* **Task statement**
Give the number of lines containing "page" in this listing, with no other words.

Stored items
◇ ◇ ◇ ◇
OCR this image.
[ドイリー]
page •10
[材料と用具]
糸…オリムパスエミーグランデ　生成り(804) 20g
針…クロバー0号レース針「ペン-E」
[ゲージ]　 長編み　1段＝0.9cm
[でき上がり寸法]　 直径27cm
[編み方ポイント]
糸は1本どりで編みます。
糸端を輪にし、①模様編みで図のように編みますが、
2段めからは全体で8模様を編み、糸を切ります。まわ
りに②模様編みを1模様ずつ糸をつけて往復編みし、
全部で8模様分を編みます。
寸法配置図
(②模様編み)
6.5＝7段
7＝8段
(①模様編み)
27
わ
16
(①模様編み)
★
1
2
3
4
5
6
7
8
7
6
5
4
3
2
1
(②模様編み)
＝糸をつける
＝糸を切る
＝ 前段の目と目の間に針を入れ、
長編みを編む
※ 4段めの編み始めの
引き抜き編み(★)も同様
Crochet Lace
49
◇ ◇ ◇ ◇
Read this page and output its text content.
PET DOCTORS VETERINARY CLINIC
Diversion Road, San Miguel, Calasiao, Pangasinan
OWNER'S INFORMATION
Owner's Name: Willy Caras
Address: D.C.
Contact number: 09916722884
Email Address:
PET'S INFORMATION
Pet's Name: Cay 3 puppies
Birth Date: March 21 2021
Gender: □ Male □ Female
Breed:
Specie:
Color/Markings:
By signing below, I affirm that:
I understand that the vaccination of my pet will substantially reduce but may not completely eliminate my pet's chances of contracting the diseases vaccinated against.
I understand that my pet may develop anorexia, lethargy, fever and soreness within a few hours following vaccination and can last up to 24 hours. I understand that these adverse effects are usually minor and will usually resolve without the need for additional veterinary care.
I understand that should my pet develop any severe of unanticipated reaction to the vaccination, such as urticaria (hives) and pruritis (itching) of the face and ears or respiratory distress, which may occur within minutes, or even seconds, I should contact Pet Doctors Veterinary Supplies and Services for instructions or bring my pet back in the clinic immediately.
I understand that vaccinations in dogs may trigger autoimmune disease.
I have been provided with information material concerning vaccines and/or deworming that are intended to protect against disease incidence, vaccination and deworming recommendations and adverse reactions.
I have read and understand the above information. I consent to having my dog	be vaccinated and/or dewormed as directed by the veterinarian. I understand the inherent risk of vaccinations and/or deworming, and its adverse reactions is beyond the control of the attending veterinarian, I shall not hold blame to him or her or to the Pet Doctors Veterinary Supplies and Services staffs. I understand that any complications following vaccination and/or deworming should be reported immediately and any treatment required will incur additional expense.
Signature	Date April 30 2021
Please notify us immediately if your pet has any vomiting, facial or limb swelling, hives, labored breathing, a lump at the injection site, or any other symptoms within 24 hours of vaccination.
◇ ◇ ◇ ◇
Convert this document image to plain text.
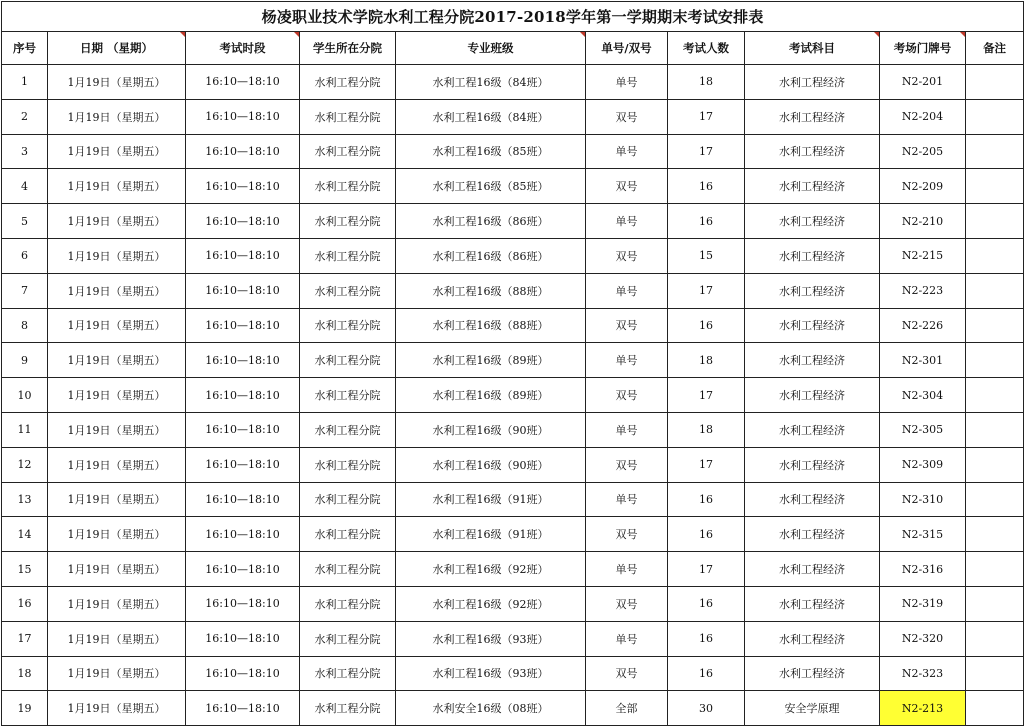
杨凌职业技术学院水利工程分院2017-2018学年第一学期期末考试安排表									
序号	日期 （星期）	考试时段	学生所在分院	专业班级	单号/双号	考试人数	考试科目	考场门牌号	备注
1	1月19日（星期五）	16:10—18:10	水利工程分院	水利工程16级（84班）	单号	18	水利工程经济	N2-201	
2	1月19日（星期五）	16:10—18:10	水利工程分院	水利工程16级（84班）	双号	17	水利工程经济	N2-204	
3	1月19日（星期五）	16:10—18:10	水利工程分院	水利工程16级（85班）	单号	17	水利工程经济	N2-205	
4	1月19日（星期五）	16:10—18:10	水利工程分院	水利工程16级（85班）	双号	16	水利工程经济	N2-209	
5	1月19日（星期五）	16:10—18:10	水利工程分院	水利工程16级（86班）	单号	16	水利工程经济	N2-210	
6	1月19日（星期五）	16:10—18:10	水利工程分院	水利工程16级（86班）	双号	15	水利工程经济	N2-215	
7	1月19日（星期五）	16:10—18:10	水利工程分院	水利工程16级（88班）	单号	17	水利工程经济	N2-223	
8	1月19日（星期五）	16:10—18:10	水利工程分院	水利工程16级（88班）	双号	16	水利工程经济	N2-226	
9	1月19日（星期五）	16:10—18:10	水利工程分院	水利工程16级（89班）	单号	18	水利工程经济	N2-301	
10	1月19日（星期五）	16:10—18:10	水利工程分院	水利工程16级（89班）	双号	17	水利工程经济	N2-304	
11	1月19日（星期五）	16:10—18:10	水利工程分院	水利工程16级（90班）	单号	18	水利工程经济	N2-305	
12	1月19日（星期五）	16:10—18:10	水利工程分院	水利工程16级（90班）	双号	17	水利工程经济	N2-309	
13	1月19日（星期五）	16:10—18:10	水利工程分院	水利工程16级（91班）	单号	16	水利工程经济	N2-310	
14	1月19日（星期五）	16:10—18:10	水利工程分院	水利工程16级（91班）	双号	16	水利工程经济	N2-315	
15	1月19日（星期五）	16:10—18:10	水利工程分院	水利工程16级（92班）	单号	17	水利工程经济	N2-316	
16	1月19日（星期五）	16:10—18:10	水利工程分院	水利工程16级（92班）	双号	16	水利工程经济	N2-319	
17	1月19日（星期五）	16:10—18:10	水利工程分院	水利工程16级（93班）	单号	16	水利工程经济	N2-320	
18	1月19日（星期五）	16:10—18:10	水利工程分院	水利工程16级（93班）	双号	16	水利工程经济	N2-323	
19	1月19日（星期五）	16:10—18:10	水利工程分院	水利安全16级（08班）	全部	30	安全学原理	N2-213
◇ ◇ ◇ ◇
* **Output of the exercise**
2